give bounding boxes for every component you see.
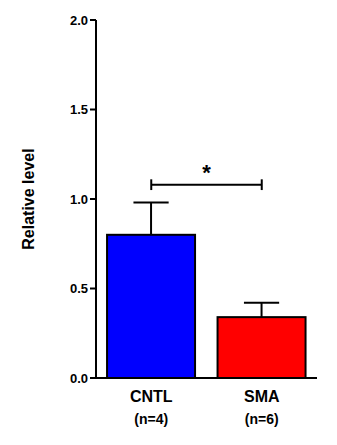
svg-text:0.5: 0.5: [70, 281, 88, 296]
svg-text:Relative level: Relative level: [20, 148, 37, 249]
svg-text:CNTL: CNTL: [130, 388, 173, 405]
svg-text:(n=4): (n=4): [134, 411, 168, 427]
svg-text:0.0: 0.0: [70, 371, 88, 386]
svg-text:(n=6): (n=6): [245, 411, 279, 427]
svg-text:1.5: 1.5: [70, 102, 88, 117]
svg-text:1.0: 1.0: [70, 192, 88, 207]
svg-text:*: *: [202, 160, 211, 185]
svg-text:SMA: SMA: [244, 388, 280, 405]
svg-text:2.0: 2.0: [70, 13, 88, 28]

## GOAL OF THE EXERCISE
Can you reproduce the records above line for line and character for character, leaving out the pictures?

## PROBLEM SOLUTION
give bounding boxes for every component you see.
svg-text:0.5: 0.5: [70, 281, 88, 296]
svg-text:Relative level: Relative level: [20, 148, 37, 249]
svg-text:CNTL: CNTL: [130, 388, 173, 405]
svg-text:(n=4): (n=4): [134, 411, 168, 427]
svg-text:0.0: 0.0: [70, 371, 88, 386]
svg-text:(n=6): (n=6): [245, 411, 279, 427]
svg-text:1.5: 1.5: [70, 102, 88, 117]
svg-text:1.0: 1.0: [70, 192, 88, 207]
svg-text:*: *: [202, 160, 211, 185]
svg-text:SMA: SMA: [244, 388, 280, 405]
svg-text:2.0: 2.0: [70, 13, 88, 28]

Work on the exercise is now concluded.